Data for processing:
━━━━
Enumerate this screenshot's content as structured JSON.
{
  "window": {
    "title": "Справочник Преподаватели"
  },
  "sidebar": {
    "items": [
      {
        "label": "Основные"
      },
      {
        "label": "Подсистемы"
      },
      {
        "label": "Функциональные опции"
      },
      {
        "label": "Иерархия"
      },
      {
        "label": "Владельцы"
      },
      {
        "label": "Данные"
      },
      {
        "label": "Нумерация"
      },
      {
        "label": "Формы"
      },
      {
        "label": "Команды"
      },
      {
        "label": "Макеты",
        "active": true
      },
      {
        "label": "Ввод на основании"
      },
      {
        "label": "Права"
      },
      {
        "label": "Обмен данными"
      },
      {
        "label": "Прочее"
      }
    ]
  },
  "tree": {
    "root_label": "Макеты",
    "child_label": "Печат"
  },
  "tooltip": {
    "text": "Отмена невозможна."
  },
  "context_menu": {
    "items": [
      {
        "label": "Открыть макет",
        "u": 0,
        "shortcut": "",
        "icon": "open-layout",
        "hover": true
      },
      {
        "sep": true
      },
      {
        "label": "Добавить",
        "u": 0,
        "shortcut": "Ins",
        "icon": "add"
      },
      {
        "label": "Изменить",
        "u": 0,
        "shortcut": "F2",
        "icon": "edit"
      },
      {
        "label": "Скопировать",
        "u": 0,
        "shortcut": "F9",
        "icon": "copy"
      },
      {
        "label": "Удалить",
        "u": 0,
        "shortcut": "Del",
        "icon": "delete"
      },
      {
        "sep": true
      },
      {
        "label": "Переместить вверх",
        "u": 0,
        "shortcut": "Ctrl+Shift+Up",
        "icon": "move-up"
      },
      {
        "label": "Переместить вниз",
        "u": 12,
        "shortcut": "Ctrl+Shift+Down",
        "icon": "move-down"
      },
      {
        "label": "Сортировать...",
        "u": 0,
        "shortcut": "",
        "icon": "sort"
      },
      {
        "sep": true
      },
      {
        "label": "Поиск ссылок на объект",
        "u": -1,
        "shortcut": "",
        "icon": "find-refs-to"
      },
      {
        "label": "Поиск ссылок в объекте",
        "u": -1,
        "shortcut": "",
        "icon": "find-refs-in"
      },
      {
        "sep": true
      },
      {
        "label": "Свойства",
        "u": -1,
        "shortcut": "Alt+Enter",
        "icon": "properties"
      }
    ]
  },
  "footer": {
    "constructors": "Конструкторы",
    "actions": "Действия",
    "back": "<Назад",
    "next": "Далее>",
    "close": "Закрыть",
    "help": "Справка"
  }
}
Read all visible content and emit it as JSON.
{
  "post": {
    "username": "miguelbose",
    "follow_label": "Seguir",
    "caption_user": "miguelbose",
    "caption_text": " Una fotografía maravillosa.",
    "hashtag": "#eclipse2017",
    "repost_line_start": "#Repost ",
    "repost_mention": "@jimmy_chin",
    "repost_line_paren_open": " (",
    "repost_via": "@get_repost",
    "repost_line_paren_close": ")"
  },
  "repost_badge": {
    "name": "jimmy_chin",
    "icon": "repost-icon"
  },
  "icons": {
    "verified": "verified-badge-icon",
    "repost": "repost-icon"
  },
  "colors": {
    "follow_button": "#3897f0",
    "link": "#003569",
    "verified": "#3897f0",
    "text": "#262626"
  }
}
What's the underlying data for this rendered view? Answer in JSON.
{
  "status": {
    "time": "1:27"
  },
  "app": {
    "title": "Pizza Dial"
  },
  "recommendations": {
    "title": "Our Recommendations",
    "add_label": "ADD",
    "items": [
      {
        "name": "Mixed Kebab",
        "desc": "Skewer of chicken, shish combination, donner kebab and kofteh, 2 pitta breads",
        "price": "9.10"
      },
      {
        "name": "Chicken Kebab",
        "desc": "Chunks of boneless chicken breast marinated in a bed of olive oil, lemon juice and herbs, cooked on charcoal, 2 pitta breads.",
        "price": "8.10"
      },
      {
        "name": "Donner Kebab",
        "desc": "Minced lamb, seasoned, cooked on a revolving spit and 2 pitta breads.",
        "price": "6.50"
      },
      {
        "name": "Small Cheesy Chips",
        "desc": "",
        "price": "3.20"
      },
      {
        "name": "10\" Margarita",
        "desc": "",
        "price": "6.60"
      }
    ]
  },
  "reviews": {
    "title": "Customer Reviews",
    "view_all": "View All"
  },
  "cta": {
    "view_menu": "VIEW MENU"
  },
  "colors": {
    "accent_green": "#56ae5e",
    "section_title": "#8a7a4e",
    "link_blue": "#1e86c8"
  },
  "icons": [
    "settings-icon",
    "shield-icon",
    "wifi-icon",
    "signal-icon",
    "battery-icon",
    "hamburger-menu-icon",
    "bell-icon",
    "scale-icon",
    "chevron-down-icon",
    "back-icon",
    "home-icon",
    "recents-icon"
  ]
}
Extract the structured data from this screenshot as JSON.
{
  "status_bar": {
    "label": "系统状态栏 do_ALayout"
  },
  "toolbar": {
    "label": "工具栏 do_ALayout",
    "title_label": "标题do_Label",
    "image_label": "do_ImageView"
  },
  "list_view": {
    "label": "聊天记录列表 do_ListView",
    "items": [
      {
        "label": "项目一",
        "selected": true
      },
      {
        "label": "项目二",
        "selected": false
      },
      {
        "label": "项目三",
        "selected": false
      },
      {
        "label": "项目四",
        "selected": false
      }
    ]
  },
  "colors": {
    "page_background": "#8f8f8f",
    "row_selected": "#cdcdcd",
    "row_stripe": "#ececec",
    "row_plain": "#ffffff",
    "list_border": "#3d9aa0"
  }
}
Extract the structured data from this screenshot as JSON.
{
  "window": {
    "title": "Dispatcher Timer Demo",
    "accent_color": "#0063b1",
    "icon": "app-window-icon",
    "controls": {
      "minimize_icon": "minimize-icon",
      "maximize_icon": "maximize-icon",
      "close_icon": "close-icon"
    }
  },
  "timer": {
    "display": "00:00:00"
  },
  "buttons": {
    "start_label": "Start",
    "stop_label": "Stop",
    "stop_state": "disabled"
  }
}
━━━━
Task goal: Write out every entry word for word.

Result of the exercise:
Enumerate this screenshot's content as structured JSON.
{
  "window": {
    "title": "Справочник Преподаватели"
  },
  "sidebar": {
    "items": [
      {
        "label": "Основные"
      },
      {
        "label": "Подсистемы"
      },
      {
        "label": "Функциональные опции"
      },
      {
        "label": "Иерархия"
      },
      {
        "label": "Владельцы"
      },
      {
        "label": "Данные"
      },
      {
        "label": "Нумерация"
      },
      {
        "label": "Формы"
      },
      {
        "label": "Команды"
      },
      {
        "label": "Макеты",
        "active": true
      },
      {
        "label": "Ввод на основании"
      },
      {
        "label": "Права"
      },
      {
        "label": "Обмен данными"
      },
      {
        "label": "Прочее"
      }
    ]
  },
  "tree": {
    "root_label": "Макеты",
    "child_label": "Печат"
  },
  "tooltip": {
    "text": "Отмена невозможна."
  },
  "context_menu": {
    "items": [
      {
        "label": "Открыть макет",
        "u": 0,
        "shortcut": "",
        "icon": "open-layout",
        "hover": true
      },
      {
        "sep": true
      },
      {
        "label": "Добавить",
        "u": 0,
        "shortcut": "Ins",
        "icon": "add"
      },
      {
        "label": "Изменить",
        "u": 0,
        "shortcut": "F2",
        "icon": "edit"
      },
      {
        "label": "Скопировать",
        "u": 0,
        "shortcut": "F9",
        "icon": "copy"
      },
      {
        "label": "Удалить",
        "u": 0,
        "shortcut": "Del",
        "icon": "delete"
      },
      {
        "sep": true
      },
      {
        "label": "Переместить вверх",
        "u": 0,
        "shortcut": "Ctrl+Shift+Up",
        "icon": "move-up"
      },
      {
        "label": "Переместить вниз",
        "u": 12,
        "shortcut": "Ctrl+Shift+Down",
        "icon": "move-down"
      },
      {
        "label": "Сортировать...",
        "u": 0,
        "shortcut": "",
        "icon": "sort"
      },
      {
        "sep": true
      },
      {
        "label": "Поиск ссылок на объект",
        "u": -1,
        "shortcut": "",
        "icon": "find-refs-to"
      },
      {
        "label": "Поиск ссылок в объекте",
        "u": -1,
        "shortcut": "",
        "icon": "find-refs-in"
      },
      {
        "sep": true
      },
      {
        "label": "Свойства",
        "u": -1,
        "shortcut": "Alt+Enter",
        "icon": "properties"
      }
    ]
  },
  "footer": {
    "constructors": "Конструкторы",
    "actions": "Действия",
    "back": "<Назад",
    "next": "Далее>",
    "close": "Закрыть",
    "help": "Справка"
  }
}
Read all visible content and emit it as JSON.
{
  "post": {
    "username": "miguelbose",
    "follow_label": "Seguir",
    "caption_user": "miguelbose",
    "caption_text": " Una fotografía maravillosa.",
    "hashtag": "#eclipse2017",
    "repost_line_start": "#Repost ",
    "repost_mention": "@jimmy_chin",
    "repost_line_paren_open": " (",
    "repost_via": "@get_repost",
    "repost_line_paren_close": ")"
  },
  "repost_badge": {
    "name": "jimmy_chin",
    "icon": "repost-icon"
  },
  "icons": {
    "verified": "verified-badge-icon",
    "repost": "repost-icon"
  },
  "colors": {
    "follow_button": "#3897f0",
    "link": "#003569",
    "verified": "#3897f0",
    "text": "#262626"
  }
}
What's the underlying data for this rendered view? Answer in JSON.
{
  "status": {
    "time": "1:27"
  },
  "app": {
    "title": "Pizza Dial"
  },
  "recommendations": {
    "title": "Our Recommendations",
    "add_label": "ADD",
    "items": [
      {
        "name": "Mixed Kebab",
        "desc": "Skewer of chicken, shish combination, donner kebab and kofteh, 2 pitta breads",
        "price": "9.10"
      },
      {
        "name": "Chicken Kebab",
        "desc": "Chunks of boneless chicken breast marinated in a bed of olive oil, lemon juice and herbs, cooked on charcoal, 2 pitta breads.",
        "price": "8.10"
      },
      {
        "name": "Donner Kebab",
        "desc": "Minced lamb, seasoned, cooked on a revolving spit and 2 pitta breads.",
        "price": "6.50"
      },
      {
        "name": "Small Cheesy Chips",
        "desc": "",
        "price": "3.20"
      },
      {
        "name": "10\" Margarita",
        "desc": "",
        "price": "6.60"
      }
    ]
  },
  "reviews": {
    "title": "Customer Reviews",
    "view_all": "View All"
  },
  "cta": {
    "view_menu": "VIEW MENU"
  },
  "colors": {
    "accent_green": "#56ae5e",
    "section_title": "#8a7a4e",
    "link_blue": "#1e86c8"
  },
  "icons": [
    "settings-icon",
    "shield-icon",
    "wifi-icon",
    "signal-icon",
    "battery-icon",
    "hamburger-menu-icon",
    "bell-icon",
    "scale-icon",
    "chevron-down-icon",
    "back-icon",
    "home-icon",
    "recents-icon"
  ]
}
Extract the structured data from this screenshot as JSON.
{
  "status_bar": {
    "label": "系统状态栏 do_ALayout"
  },
  "toolbar": {
    "label": "工具栏 do_ALayout",
    "title_label": "标题do_Label",
    "image_label": "do_ImageView"
  },
  "list_view": {
    "label": "聊天记录列表 do_ListView",
    "items": [
      {
        "label": "项目一",
        "selected": true
      },
      {
        "label": "项目二",
        "selected": false
      },
      {
        "label": "项目三",
        "selected": false
      },
      {
        "label": "项目四",
        "selected": false
      }
    ]
  },
  "colors": {
    "page_background": "#8f8f8f",
    "row_selected": "#cdcdcd",
    "row_stripe": "#ececec",
    "row_plain": "#ffffff",
    "list_border": "#3d9aa0"
  }
}
Extract the structured data from this screenshot as JSON.
{
  "window": {
    "title": "Dispatcher Timer Demo",
    "accent_color": "#0063b1",
    "icon": "app-window-icon",
    "controls": {
      "minimize_icon": "minimize-icon",
      "maximize_icon": "maximize-icon",
      "close_icon": "close-icon"
    }
  },
  "timer": {
    "display": "00:00:00"
  },
  "buttons": {
    "start_label": "Start",
    "stop_label": "Stop",
    "stop_state": "disabled"
  }
}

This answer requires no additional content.